_Problem statement_
Locate every line in the material below that has the word "ψηφίζατε". Copy each of those lines.

··· Given data

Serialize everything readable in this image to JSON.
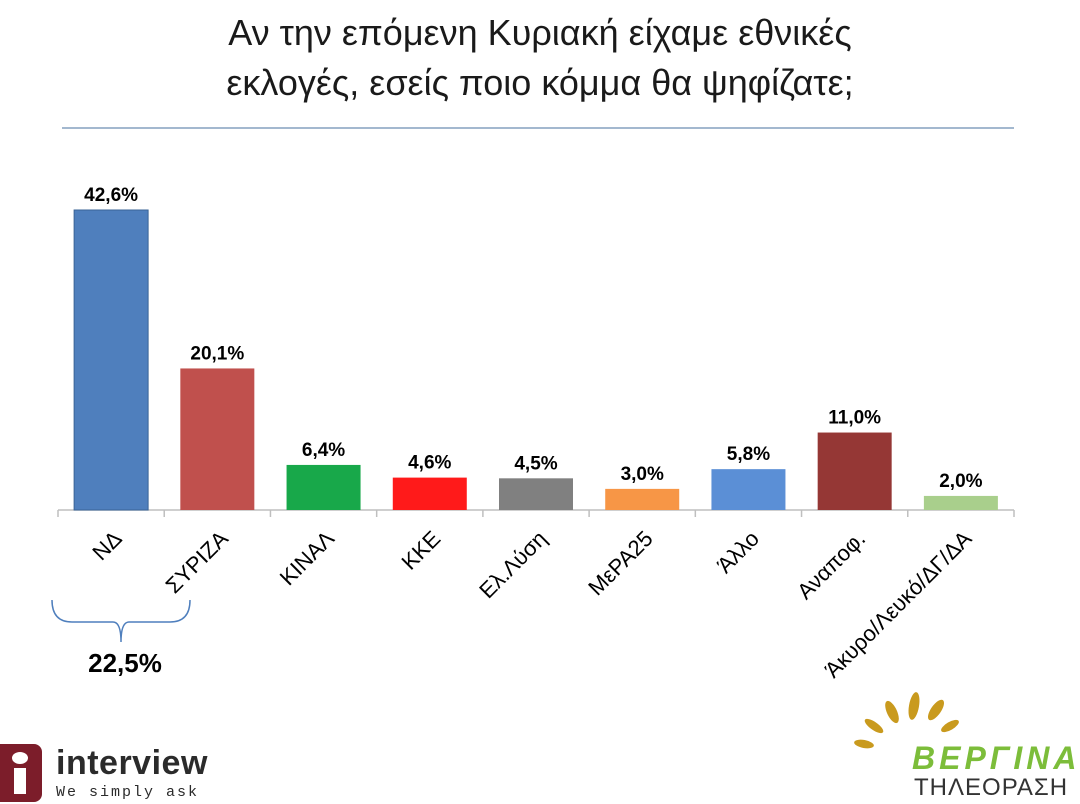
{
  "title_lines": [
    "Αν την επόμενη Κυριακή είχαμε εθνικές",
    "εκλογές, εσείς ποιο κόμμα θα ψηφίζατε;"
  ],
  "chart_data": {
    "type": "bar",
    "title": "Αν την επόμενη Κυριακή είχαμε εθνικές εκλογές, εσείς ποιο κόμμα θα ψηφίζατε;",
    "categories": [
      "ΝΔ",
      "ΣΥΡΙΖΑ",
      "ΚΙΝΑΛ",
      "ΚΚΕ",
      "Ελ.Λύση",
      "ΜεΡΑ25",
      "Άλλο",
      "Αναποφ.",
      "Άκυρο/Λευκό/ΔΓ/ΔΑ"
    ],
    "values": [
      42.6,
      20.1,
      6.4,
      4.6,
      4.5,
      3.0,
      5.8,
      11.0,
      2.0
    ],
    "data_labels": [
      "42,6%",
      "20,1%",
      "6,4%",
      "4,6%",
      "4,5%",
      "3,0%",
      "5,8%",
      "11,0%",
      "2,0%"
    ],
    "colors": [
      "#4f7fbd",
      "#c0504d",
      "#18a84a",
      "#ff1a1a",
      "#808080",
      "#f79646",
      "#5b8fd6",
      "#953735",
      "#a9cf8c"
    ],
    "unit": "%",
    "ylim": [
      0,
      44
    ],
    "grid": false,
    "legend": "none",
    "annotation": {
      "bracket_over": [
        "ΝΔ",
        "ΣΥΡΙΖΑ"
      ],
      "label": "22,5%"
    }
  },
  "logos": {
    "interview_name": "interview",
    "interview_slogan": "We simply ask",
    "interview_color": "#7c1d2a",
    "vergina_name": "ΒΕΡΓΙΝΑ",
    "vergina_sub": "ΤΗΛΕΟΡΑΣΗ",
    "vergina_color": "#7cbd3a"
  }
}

······
··· Given data

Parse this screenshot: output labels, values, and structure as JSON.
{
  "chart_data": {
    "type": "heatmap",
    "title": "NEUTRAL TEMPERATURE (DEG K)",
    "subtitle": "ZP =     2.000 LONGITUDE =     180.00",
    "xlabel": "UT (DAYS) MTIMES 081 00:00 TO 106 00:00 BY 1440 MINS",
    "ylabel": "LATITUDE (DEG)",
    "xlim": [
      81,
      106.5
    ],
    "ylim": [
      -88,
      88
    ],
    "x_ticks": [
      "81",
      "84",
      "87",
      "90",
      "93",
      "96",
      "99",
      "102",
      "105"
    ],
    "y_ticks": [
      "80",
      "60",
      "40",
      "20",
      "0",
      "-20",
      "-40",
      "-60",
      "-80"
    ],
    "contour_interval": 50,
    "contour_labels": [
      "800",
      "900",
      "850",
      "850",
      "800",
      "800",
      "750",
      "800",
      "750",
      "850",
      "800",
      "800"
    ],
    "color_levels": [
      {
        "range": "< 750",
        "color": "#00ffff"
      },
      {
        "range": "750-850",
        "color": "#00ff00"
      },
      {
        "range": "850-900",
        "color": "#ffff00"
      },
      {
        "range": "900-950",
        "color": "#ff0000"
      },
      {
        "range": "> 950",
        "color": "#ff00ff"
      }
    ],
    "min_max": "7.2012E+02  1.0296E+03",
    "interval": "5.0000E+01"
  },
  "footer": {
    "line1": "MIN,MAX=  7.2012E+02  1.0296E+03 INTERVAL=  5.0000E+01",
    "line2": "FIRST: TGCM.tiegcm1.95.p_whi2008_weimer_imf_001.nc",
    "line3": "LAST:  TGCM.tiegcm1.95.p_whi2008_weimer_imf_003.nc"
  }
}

······

_Worked answer_
    "εκλογές, εσείς ποιο κόμμα θα ψηφίζατε;"
    "title": "Αν την επόμενη Κυριακή είχαμε εθνικές εκλογές, εσείς ποιο κόμμα θα ψηφίζατε;",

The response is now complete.